INPUT ROWS
################

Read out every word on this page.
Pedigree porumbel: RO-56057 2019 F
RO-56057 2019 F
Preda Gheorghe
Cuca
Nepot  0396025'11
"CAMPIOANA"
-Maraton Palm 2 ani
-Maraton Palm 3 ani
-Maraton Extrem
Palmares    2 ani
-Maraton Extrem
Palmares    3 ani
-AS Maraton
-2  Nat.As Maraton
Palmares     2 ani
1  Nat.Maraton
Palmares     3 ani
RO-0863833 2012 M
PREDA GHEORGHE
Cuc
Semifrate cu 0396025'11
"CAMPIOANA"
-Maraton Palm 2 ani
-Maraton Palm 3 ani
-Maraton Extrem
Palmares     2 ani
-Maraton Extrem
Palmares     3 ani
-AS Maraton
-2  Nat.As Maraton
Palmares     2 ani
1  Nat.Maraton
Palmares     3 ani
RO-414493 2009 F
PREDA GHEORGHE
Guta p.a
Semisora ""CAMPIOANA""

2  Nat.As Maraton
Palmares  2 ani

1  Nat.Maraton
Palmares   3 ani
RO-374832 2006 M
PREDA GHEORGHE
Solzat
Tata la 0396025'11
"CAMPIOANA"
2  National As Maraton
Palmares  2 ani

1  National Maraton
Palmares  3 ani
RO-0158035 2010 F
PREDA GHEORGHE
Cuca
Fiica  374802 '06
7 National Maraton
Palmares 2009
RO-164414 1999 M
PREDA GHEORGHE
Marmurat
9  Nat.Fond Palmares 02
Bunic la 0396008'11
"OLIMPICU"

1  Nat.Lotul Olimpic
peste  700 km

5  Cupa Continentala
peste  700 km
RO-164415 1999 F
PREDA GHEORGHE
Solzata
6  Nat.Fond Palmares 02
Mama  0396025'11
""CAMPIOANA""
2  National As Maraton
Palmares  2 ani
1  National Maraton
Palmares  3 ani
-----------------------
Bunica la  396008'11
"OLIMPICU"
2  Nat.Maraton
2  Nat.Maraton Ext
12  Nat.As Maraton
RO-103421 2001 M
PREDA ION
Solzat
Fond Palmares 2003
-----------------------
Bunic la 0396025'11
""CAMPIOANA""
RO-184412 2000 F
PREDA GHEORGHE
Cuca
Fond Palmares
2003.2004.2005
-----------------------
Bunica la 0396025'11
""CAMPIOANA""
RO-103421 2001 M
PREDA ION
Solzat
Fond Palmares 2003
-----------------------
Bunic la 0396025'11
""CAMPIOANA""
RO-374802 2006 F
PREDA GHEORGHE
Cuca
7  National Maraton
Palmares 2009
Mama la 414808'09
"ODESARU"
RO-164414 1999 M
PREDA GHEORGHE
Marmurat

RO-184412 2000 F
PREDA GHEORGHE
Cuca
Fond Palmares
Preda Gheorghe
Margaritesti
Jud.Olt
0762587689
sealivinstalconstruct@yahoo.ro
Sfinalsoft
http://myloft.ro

################

Retype the entries exactly, including every line.

RESULT OF THIS EXERCISE
Read out every word on this page.
Pedigree porumbel: RO-56057 2019 F
RO-56057 2019 F
Preda Gheorghe
Cuca
Nepot  0396025'11
"CAMPIOANA"
-Maraton Palm 2 ani
-Maraton Palm 3 ani
-Maraton Extrem
Palmares    2 ani
-Maraton Extrem
Palmares    3 ani
-AS Maraton
-2  Nat.As Maraton
Palmares     2 ani
1  Nat.Maraton
Palmares     3 ani
RO-0863833 2012 M
PREDA GHEORGHE
Cuc
Semifrate cu 0396025'11
"CAMPIOANA"
-Maraton Palm 2 ani
-Maraton Palm 3 ani
-Maraton Extrem
Palmares     2 ani
-Maraton Extrem
Palmares     3 ani
-AS Maraton
-2  Nat.As Maraton
Palmares     2 ani
1  Nat.Maraton
Palmares     3 ani
RO-414493 2009 F
PREDA GHEORGHE
Guta p.a
Semisora ""CAMPIOANA""

2  Nat.As Maraton
Palmares  2 ani

1  Nat.Maraton
Palmares   3 ani
RO-374832 2006 M
PREDA GHEORGHE
Solzat
Tata la 0396025'11
"CAMPIOANA"
2  National As Maraton
Palmares  2 ani

1  National Maraton
Palmares  3 ani
RO-0158035 2010 F
PREDA GHEORGHE
Cuca
Fiica  374802 '06
7 National Maraton
Palmares 2009
RO-164414 1999 M
PREDA GHEORGHE
Marmurat
9  Nat.Fond Palmares 02
Bunic la 0396008'11
"OLIMPICU"

1  Nat.Lotul Olimpic
peste  700 km

5  Cupa Continentala
peste  700 km
RO-164415 1999 F
PREDA GHEORGHE
Solzata
6  Nat.Fond Palmares 02
Mama  0396025'11
""CAMPIOANA""
2  National As Maraton
Palmares  2 ani
1  National Maraton
Palmares  3 ani
-----------------------
Bunica la  396008'11
"OLIMPICU"
2  Nat.Maraton
2  Nat.Maraton Ext
12  Nat.As Maraton
RO-103421 2001 M
PREDA ION
Solzat
Fond Palmares 2003
-----------------------
Bunic la 0396025'11
""CAMPIOANA""
RO-184412 2000 F
PREDA GHEORGHE
Cuca
Fond Palmares
2003.2004.2005
-----------------------
Bunica la 0396025'11
""CAMPIOANA""
RO-103421 2001 M
PREDA ION
Solzat
Fond Palmares 2003
-----------------------
Bunic la 0396025'11
""CAMPIOANA""
RO-374802 2006 F
PREDA GHEORGHE
Cuca
7  National Maraton
Palmares 2009
Mama la 414808'09
"ODESARU"
RO-164414 1999 M
PREDA GHEORGHE
Marmurat

RO-184412 2000 F
PREDA GHEORGHE
Cuca
Fond Palmares
Preda Gheorghe
Margaritesti
Jud.Olt
0762587689
sealivinstalconstruct@yahoo.ro
Sfinalsoft
http://myloft.ro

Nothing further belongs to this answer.